=== Material for this exercise ===
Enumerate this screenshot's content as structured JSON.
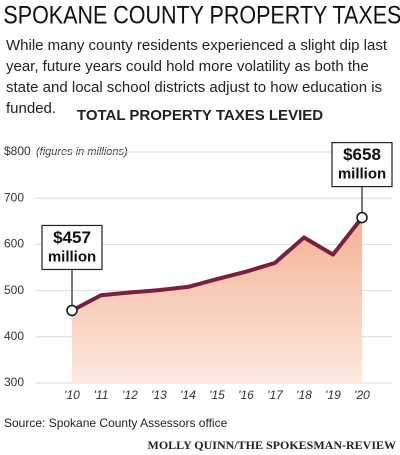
{
  "header": {
    "title": "SPOKANE COUNTY PROPERTY TAXES",
    "subtitle": "While many county residents experienced a slight dip last year, future years could hold more volatility as both the state and local school districts adjust to how education is funded."
  },
  "chart_data": {
    "type": "area",
    "title": "TOTAL PROPERTY TAXES LEVIED",
    "y_note": "(figures in millions)",
    "categories": [
      "'10",
      "'11",
      "'12",
      "'13",
      "'14",
      "'15",
      "'16",
      "'17",
      "'18",
      "'19",
      "'20"
    ],
    "series": [
      {
        "color": "#7a1f3d",
        "fill": "#f4b193",
        "values": [
          457,
          490,
          496,
          501,
          508,
          525,
          541,
          560,
          615,
          578,
          658
        ]
      }
    ],
    "ylim": [
      300,
      800
    ],
    "yticks": [
      300,
      400,
      500,
      600,
      700,
      {
        "value": 800,
        "label": "$800"
      }
    ],
    "grid": true,
    "annotations": [
      {
        "index": 0,
        "lines": [
          "$457",
          "million"
        ]
      },
      {
        "index": 10,
        "lines": [
          "$658",
          "million"
        ]
      }
    ]
  },
  "footer": {
    "source": "Source: Spokane County Assessors office",
    "credit": "MOLLY QUINN/THE SPOKESMAN-REVIEW"
  }
}
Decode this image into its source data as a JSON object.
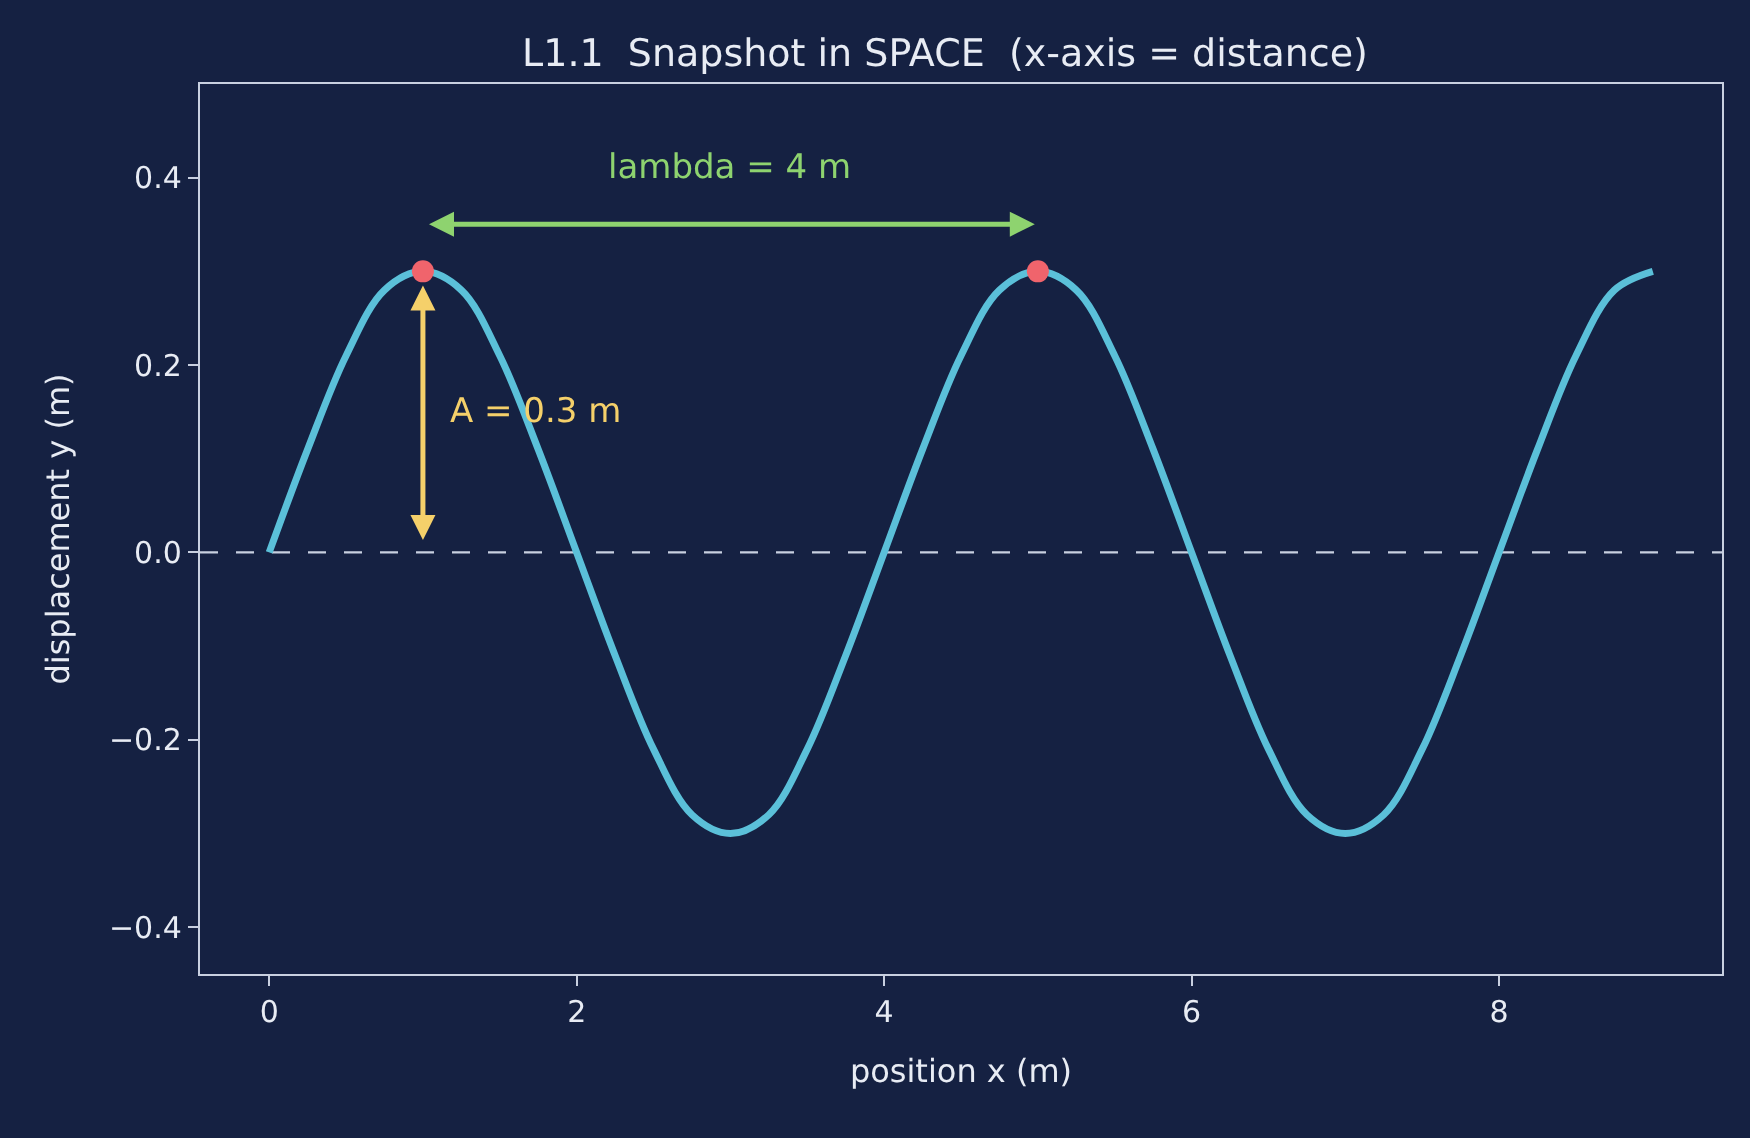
{
  "chart_data": {
    "type": "line",
    "title": "L1.1  Snapshot in SPACE  (x-axis = distance)",
    "xlabel": "position x (m)",
    "ylabel": "displacement y (m)",
    "series": [
      {
        "color": "#5bc0d9",
        "marker": "none",
        "x": [
          0,
          0.25,
          0.5,
          0.75,
          1,
          1.25,
          1.5,
          1.75,
          2,
          2.25,
          2.5,
          2.75,
          3,
          3.25,
          3.5,
          3.75,
          4,
          4.25,
          4.5,
          4.75,
          5,
          5.25,
          5.5,
          5.75,
          6,
          6.25,
          6.5,
          6.75,
          7,
          7.25,
          7.5,
          7.75,
          8,
          8.25,
          8.5,
          8.75,
          9
        ],
        "values": [
          0,
          0.11,
          0.21,
          0.28,
          0.3,
          0.28,
          0.21,
          0.11,
          0,
          -0.11,
          -0.21,
          -0.28,
          -0.3,
          -0.28,
          -0.21,
          -0.11,
          0,
          0.11,
          0.21,
          0.28,
          0.3,
          0.28,
          0.21,
          0.11,
          0,
          -0.11,
          -0.21,
          -0.28,
          -0.3,
          -0.28,
          -0.21,
          -0.11,
          0,
          0.11,
          0.21,
          0.28,
          0.3
        ]
      },
      {
        "type": "scatter",
        "color": "#f0646c",
        "marker": "circle",
        "x": [
          1,
          5
        ],
        "values": [
          0.3,
          0.3
        ]
      }
    ],
    "annotations": [
      "lambda = 4 m",
      "A = 0.3 m"
    ],
    "ref_lines": [
      {
        "axis": "y",
        "value": 0,
        "color": "#c8d0e0",
        "line_style": "dashed"
      }
    ],
    "xlim": [
      -0.45,
      9.45
    ],
    "xticks": [
      0,
      2,
      4,
      6,
      8
    ],
    "ylim": [
      -0.45,
      0.5
    ],
    "yticks": [
      {
        "value": -0.4,
        "label": "−0.4"
      },
      {
        "value": -0.2,
        "label": "−0.2"
      },
      {
        "value": 0,
        "label": "0.0"
      },
      {
        "value": 0.2,
        "label": "0.2"
      },
      {
        "value": 0.4,
        "label": "0.4"
      }
    ],
    "grid": false
  }
}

=== Problem details ===
Each entry must be retyped word for word, with every image omitted.

=== The response ===
Enumerate this screenshot's content as structured JSON.
{
  "header": {
    "title": "SPOKANE COUNTY PROPERTY TAXES",
    "subtitle": "While many county residents experienced a slight dip last year, future years could hold more volatility as both the state and local school districts adjust to how education is funded."
  },
  "chart_data": {
    "type": "area",
    "title": "TOTAL PROPERTY TAXES LEVIED",
    "y_note": "(figures in millions)",
    "categories": [
      "'10",
      "'11",
      "'12",
      "'13",
      "'14",
      "'15",
      "'16",
      "'17",
      "'18",
      "'19",
      "'20"
    ],
    "series": [
      {
        "color": "#7a1f3d",
        "fill": "#f4b193",
        "values": [
          457,
          490,
          496,
          501,
          508,
          525,
          541,
          560,
          615,
          578,
          658
        ]
      }
    ],
    "ylim": [
      300,
      800
    ],
    "yticks": [
      300,
      400,
      500,
      600,
      700,
      {
        "value": 800,
        "label": "$800"
      }
    ],
    "grid": true,
    "annotations": [
      {
        "index": 0,
        "lines": [
          "$457",
          "million"
        ]
      },
      {
        "index": 10,
        "lines": [
          "$658",
          "million"
        ]
      }
    ]
  },
  "footer": {
    "source": "Source: Spokane County Assessors office",
    "credit": "MOLLY QUINN/THE SPOKESMAN-REVIEW"
  }
}
Decode this image into its source data as a JSON object.
{
  "chart_data": {
    "type": "line",
    "title": "L1.1  Snapshot in SPACE  (x-axis = distance)",
    "xlabel": "position x (m)",
    "ylabel": "displacement y (m)",
    "series": [
      {
        "color": "#5bc0d9",
        "marker": "none",
        "x": [
          0,
          0.25,
          0.5,
          0.75,
          1,
          1.25,
          1.5,
          1.75,
          2,
          2.25,
          2.5,
          2.75,
          3,
          3.25,
          3.5,
          3.75,
          4,
          4.25,
          4.5,
          4.75,
          5,
          5.25,
          5.5,
          5.75,
          6,
          6.25,
          6.5,
          6.75,
          7,
          7.25,
          7.5,
          7.75,
          8,
          8.25,
          8.5,
          8.75,
          9
        ],
        "values": [
          0,
          0.11,
          0.21,
          0.28,
          0.3,
          0.28,
          0.21,
          0.11,
          0,
          -0.11,
          -0.21,
          -0.28,
          -0.3,
          -0.28,
          -0.21,
          -0.11,
          0,
          0.11,
          0.21,
          0.28,
          0.3,
          0.28,
          0.21,
          0.11,
          0,
          -0.11,
          -0.21,
          -0.28,
          -0.3,
          -0.28,
          -0.21,
          -0.11,
          0,
          0.11,
          0.21,
          0.28,
          0.3
        ]
      },
      {
        "type": "scatter",
        "color": "#f0646c",
        "marker": "circle",
        "x": [
          1,
          5
        ],
        "values": [
          0.3,
          0.3
        ]
      }
    ],
    "annotations": [
      "lambda = 4 m",
      "A = 0.3 m"
    ],
    "ref_lines": [
      {
        "axis": "y",
        "value": 0,
        "color": "#c8d0e0",
        "line_style": "dashed"
      }
    ],
    "xlim": [
      -0.45,
      9.45
    ],
    "xticks": [
      0,
      2,
      4,
      6,
      8
    ],
    "ylim": [
      -0.45,
      0.5
    ],
    "yticks": [
      {
        "value": -0.4,
        "label": "−0.4"
      },
      {
        "value": -0.2,
        "label": "−0.2"
      },
      {
        "value": 0,
        "label": "0.0"
      },
      {
        "value": 0.2,
        "label": "0.2"
      },
      {
        "value": 0.4,
        "label": "0.4"
      }
    ],
    "grid": false
  }
}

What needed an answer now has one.